* Begin The records *
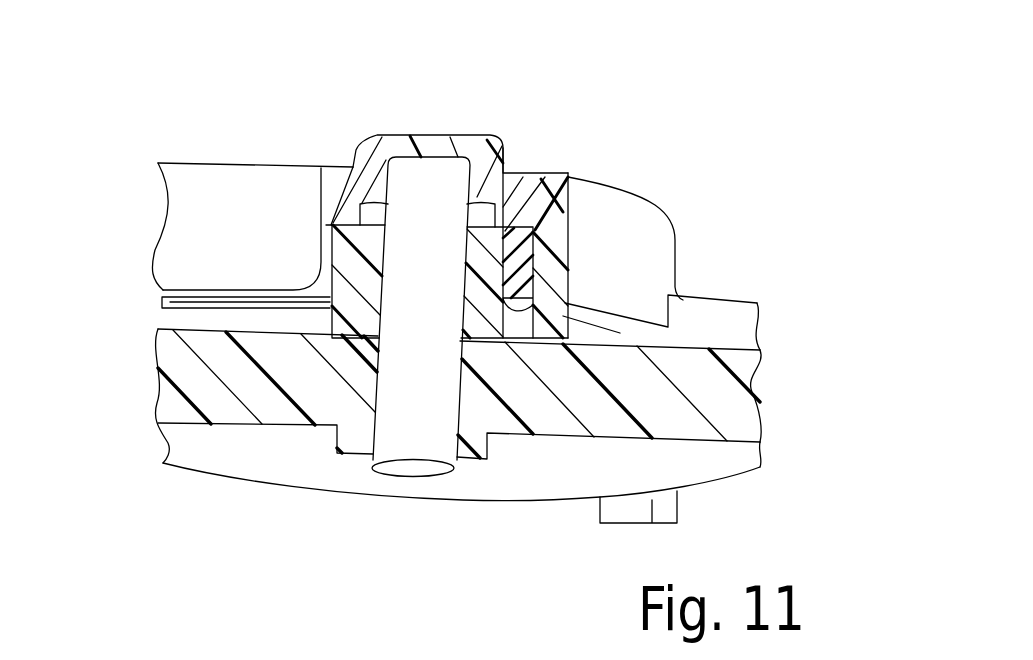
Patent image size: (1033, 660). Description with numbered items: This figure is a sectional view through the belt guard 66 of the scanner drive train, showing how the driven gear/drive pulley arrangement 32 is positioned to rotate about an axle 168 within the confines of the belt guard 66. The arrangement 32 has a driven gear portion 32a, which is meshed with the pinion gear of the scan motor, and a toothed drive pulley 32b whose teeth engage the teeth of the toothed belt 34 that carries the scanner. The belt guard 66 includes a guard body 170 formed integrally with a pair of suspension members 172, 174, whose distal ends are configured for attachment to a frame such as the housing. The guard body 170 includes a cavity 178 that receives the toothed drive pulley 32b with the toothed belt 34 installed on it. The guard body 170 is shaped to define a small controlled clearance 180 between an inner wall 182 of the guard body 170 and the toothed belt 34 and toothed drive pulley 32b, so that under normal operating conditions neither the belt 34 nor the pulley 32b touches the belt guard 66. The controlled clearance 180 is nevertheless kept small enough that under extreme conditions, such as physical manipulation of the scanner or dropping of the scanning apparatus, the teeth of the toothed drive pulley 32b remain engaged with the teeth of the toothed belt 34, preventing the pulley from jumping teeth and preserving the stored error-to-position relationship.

The driven gear/drive pulley arrangement 32 is at (128, 418).
The driven gear portion 32a is at (162, 364).
The toothed drive pulley 32b is at (332, 307).
The toothed belt 34 is at (540, 177).
The belt guard 66 is at (523, 110).
The axle 168 is at (403, 467).
The guard body 170 is at (357, 146).
The suspension member 172 is at (190, 163).
The suspension member 174 is at (713, 303).
The cavity 178 is at (427, 176).
The controlled clearance 180 is at (536, 293).
The inner wall 182 is at (568, 253).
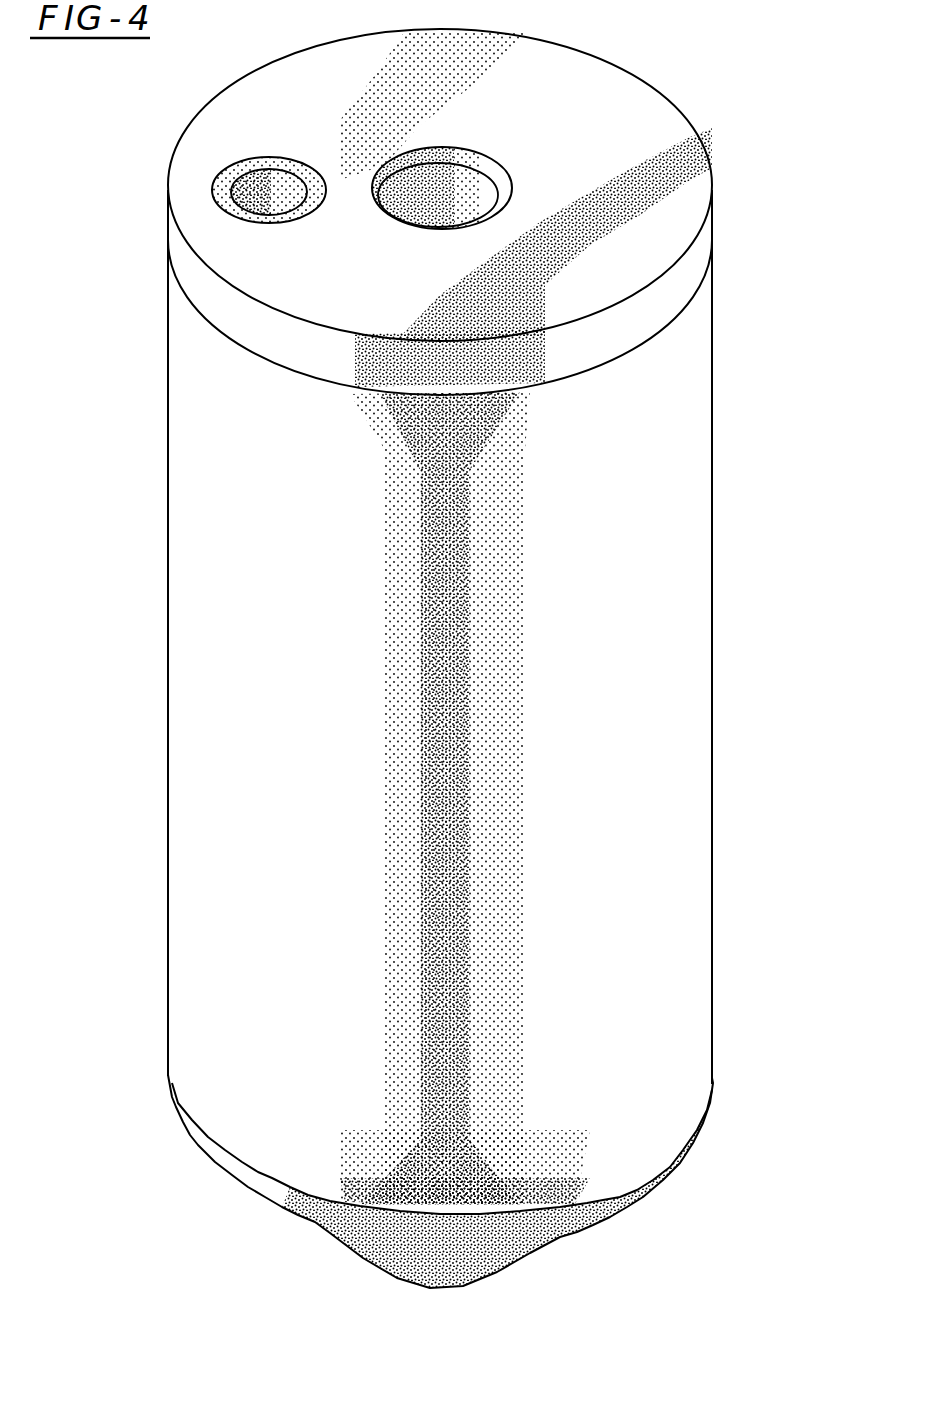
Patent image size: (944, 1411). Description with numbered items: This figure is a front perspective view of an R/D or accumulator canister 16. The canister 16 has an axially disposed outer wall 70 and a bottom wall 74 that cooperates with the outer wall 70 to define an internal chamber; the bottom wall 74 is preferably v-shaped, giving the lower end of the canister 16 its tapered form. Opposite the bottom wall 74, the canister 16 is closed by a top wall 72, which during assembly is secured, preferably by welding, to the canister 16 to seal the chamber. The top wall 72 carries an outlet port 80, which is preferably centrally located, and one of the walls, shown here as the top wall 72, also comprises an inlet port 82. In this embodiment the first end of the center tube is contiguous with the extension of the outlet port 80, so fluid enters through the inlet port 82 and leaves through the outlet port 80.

The R/D or accumulator canister 16 is at (735, 118).
The outer wall 70 is at (697, 488).
The top wall 72 is at (595, 108).
The bottom wall 74 is at (500, 1247).
The outlet port 80 is at (450, 187).
The inlet port 82 is at (253, 188).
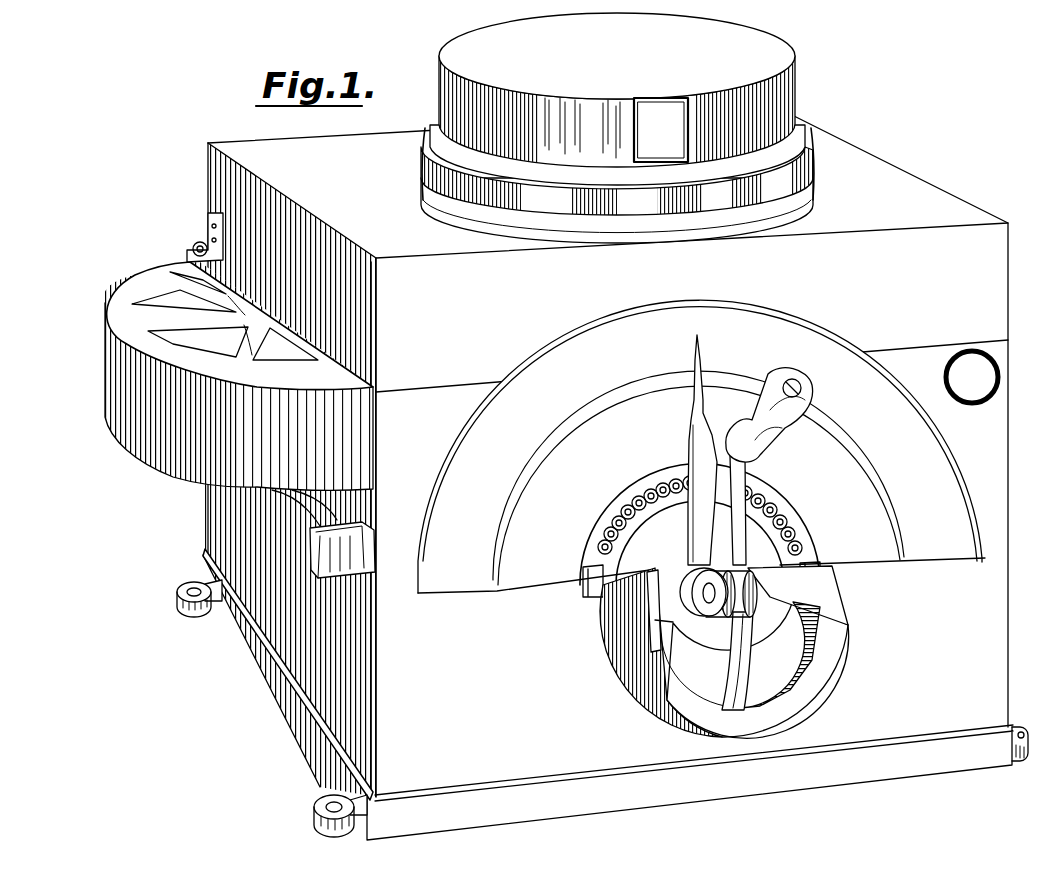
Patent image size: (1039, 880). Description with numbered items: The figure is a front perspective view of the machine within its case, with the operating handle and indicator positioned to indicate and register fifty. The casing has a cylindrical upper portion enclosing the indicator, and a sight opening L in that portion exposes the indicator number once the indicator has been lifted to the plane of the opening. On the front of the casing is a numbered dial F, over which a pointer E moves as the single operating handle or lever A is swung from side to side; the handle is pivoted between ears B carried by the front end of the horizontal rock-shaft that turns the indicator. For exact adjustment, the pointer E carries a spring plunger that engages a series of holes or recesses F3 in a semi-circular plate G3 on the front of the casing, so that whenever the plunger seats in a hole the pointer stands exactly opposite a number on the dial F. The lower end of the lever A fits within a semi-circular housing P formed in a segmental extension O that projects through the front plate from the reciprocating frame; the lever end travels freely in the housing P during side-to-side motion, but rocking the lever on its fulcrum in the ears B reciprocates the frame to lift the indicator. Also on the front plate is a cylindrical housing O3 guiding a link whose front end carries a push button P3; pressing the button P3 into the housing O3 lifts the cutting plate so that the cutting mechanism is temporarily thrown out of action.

The sight opening L is at (663, 103).
The numbered dial F is at (716, 309).
The pointer E is at (695, 431).
The holes or recesses F3 is at (641, 505).
The semi-circular plate G3 is at (609, 513).
The operating handle or lever A is at (728, 483).
The ears B is at (697, 580).
The semi-circular housing P is at (782, 683).
The segmental extension O is at (833, 660).
The push button P3 is at (972, 377).
The cylindrical housing O3 is at (1000, 375).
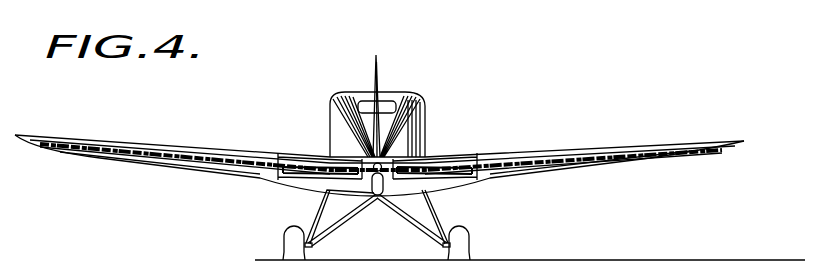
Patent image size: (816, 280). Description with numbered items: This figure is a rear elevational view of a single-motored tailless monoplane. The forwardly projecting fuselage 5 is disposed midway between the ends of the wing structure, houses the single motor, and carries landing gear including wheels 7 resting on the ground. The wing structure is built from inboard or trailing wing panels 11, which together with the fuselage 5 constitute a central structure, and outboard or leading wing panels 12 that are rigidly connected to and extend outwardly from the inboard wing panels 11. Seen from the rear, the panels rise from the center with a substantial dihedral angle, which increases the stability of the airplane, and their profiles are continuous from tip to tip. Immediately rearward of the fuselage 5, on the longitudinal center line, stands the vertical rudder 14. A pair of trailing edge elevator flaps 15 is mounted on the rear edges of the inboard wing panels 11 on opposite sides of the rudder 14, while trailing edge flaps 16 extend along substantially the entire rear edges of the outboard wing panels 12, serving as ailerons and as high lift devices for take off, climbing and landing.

The fuselage 5 is at (424, 113).
The wheels 7 is at (285, 235).
The inboard wing panels 11 is at (290, 157).
The outboard wing panels 12 is at (203, 151).
The rudder 14 is at (380, 82).
The trailing edge elevator flaps 15 is at (313, 160).
The trailing edge flaps 16 is at (147, 148).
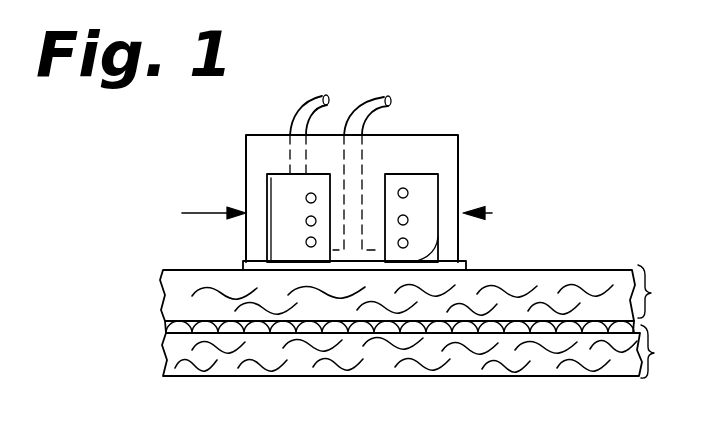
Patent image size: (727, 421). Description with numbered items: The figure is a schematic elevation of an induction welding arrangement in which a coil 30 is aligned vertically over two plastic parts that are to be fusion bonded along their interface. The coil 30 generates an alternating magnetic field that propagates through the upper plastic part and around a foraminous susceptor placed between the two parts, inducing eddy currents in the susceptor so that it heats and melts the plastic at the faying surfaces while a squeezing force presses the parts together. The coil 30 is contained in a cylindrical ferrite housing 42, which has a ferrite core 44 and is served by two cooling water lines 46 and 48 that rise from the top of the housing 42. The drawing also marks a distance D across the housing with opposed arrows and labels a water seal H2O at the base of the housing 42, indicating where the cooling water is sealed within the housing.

The coil 30 is at (408, 192).
The ferrite housing 42 is at (434, 142).
The ferrite core 44 is at (335, 188).
The cooling water line 46 is at (303, 100).
The cooling water line 48 is at (386, 100).
The distance D is at (492, 213).
The water seal H2O is at (438, 237).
* End The records *
Set task
Rewrite the part that opens with the line containing "Patent image size: (816, 280)." and closes with the line containing "The inboard wing panels 11 is at (290, 157).", replacing "monoplane" with "airplane" and leaving everything else unchanged.

Correct output
Patent image size: (816, 280). Description with numbered items: This figure is a rear elevational view of a single-motored tailless airplane. The forwardly projecting fuselage 5 is disposed midway between the ends of the wing structure, houses the single motor, and carries landing gear including wheels 7 resting on the ground. The wing structure is built from inboard or trailing wing panels 11, which together with the fuselage 5 constitute a central structure, and outboard or leading wing panels 12 that are rigidly connected to and extend outwardly from the inboard wing panels 11. Seen from the rear, the panels rise from the center with a substantial dihedral angle, which increases the stability of the airplane, and their profiles are continuous from tip to tip. Immediately rearward of the fuselage 5, on the longitudinal center line, stands the vertical rudder 14. A pair of trailing edge elevator flaps 15 is mounted on the rear edges of the inboard wing panels 11 on opposite sides of the rudder 14, while trailing edge flaps 16 extend along substantially the entire rear edges of the outboard wing panels 12, serving as ailerons and as high lift devices for take off, climbing and landing.

The fuselage 5 is at (424, 113).
The wheels 7 is at (285, 235).
The inboard wing panels 11 is at (290, 157).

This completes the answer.